▶ _Written task_: Put the listing, from its first line through the line containing "Bar [234,206,242,212]", into a Markdown table with the columns Row and Entry, numbering each line and skipping any blank lines.

------------------------------------------------------------------------

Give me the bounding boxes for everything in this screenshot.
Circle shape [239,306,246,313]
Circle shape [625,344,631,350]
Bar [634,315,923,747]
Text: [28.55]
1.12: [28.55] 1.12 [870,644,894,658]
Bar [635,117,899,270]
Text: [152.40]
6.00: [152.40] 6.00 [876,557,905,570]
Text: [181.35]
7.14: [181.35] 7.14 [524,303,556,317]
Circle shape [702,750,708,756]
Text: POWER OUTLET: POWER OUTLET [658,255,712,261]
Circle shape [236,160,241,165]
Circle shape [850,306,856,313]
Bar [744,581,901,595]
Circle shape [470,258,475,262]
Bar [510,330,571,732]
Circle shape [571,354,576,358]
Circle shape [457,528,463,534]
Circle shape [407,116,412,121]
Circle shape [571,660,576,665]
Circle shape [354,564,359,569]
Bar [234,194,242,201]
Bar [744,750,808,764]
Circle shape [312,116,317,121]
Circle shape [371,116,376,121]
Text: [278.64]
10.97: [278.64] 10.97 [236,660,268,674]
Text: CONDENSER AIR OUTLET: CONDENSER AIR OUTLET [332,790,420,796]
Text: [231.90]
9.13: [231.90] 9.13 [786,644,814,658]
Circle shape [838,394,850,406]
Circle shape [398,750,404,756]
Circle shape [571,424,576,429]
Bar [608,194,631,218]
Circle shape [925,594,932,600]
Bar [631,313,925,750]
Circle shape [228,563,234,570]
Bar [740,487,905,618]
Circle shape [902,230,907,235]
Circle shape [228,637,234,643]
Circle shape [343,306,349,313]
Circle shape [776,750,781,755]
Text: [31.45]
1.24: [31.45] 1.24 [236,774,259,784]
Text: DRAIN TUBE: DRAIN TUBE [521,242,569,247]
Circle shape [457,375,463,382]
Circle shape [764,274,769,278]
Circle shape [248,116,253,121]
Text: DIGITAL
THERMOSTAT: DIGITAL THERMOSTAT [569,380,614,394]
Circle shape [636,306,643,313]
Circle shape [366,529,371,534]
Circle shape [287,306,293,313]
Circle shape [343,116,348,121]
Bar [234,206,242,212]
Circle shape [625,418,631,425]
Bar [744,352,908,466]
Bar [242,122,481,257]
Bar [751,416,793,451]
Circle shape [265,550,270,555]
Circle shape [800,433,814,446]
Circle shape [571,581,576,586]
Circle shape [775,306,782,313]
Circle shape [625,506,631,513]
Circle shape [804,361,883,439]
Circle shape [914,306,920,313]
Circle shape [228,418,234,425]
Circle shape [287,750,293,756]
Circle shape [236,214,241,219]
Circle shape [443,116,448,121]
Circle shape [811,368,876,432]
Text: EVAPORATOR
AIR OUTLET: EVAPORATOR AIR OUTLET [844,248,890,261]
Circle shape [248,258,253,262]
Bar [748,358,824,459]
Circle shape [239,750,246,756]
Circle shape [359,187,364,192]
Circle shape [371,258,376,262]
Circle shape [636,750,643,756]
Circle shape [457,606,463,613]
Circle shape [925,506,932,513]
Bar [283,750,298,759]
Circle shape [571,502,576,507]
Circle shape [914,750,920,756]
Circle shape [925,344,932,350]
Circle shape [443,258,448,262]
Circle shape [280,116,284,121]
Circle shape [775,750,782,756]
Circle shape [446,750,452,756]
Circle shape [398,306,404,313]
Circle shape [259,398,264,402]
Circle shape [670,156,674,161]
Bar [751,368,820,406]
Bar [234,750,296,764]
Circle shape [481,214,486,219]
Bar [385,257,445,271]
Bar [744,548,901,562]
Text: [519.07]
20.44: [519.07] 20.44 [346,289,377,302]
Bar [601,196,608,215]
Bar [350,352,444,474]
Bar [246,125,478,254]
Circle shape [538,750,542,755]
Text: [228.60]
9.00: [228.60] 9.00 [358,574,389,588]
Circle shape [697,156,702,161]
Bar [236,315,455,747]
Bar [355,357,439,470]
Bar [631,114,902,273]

------------------------------------------------------------------------

▶ _Solution to this task_:
| Row | Entry |
|---|---|
| 1 | Give me the bounding boxes for everything in this screenshot. |
| 2 | Circle shape [239,306,246,313] |
| 3 | Circle shape [625,344,631,350] |
| 4 | Bar [634,315,923,747] |
| 5 | Text: [28.55] |
| 6 | 1.12: [28.55] 1.12 [870,644,894,658] |
| 7 | Bar [635,117,899,270] |
| 8 | Text: [152.40] |
| 9 | 6.00: [152.40] 6.00 [876,557,905,570] |
| 10 | Text: [181.35] |
| 11 | 7.14: [181.35] 7.14 [524,303,556,317] |
| 12 | Circle shape [702,750,708,756] |
| 13 | Text: POWER OUTLET: POWER OUTLET [658,255,712,261] |
| 14 | Circle shape [236,160,241,165] |
| 15 | Circle shape [850,306,856,313] |
| 16 | Bar [744,581,901,595] |
| 17 | Circle shape [470,258,475,262] |
| 18 | Bar [510,330,571,732] |
| 19 | Circle shape [571,354,576,358] |
| 20 | Circle shape [457,528,463,534] |
| 21 | Circle shape [407,116,412,121] |
| 22 | Circle shape [571,660,576,665] |
| 23 | Circle shape [354,564,359,569] |
| 24 | Bar [234,194,242,201] |
| 25 | Bar [744,750,808,764] |
| 26 | Circle shape [312,116,317,121] |
| 27 | Circle shape [371,116,376,121] |
| 28 | Text: [278.64] |
| 29 | 10.97: [278.64] 10.97 [236,660,268,674] |
| 30 | Text: CONDENSER AIR OUTLET: CONDENSER AIR OUTLET [332,790,420,796] |
| 31 | Text: [231.90] |
| 32 | 9.13: [231.90] 9.13 [786,644,814,658] |
| 33 | Circle shape [838,394,850,406] |
| 34 | Circle shape [398,750,404,756] |
| 35 | Circle shape [571,424,576,429] |
| 36 | Bar [608,194,631,218] |
| 37 | Circle shape [925,594,932,600] |
| 38 | Bar [631,313,925,750] |
| 39 | Circle shape [228,563,234,570] |
| 40 | Bar [740,487,905,618] |
| 41 | Circle shape [902,230,907,235] |
| 42 | Circle shape [228,637,234,643] |
| 43 | Circle shape [343,306,349,313] |
| 44 | Circle shape [776,750,781,755] |
| 45 | Text: [31.45] |
| 46 | 1.24: [31.45] 1.24 [236,774,259,784] |
| 47 | Text: DRAIN TUBE: DRAIN TUBE [521,242,569,247] |
| 48 | Circle shape [457,375,463,382] |
| 49 | Circle shape [764,274,769,278] |
| 50 | Circle shape [248,116,253,121] |
| 51 | Text: DIGITAL |
| 52 | THERMOSTAT: DIGITAL THERMOSTAT [569,380,614,394] |
| 53 | Circle shape [636,306,643,313] |
| 54 | Circle shape [366,529,371,534] |
| 55 | Circle shape [287,306,293,313] |
| 56 | Circle shape [343,116,348,121] |
| 57 | Bar [234,206,242,212] |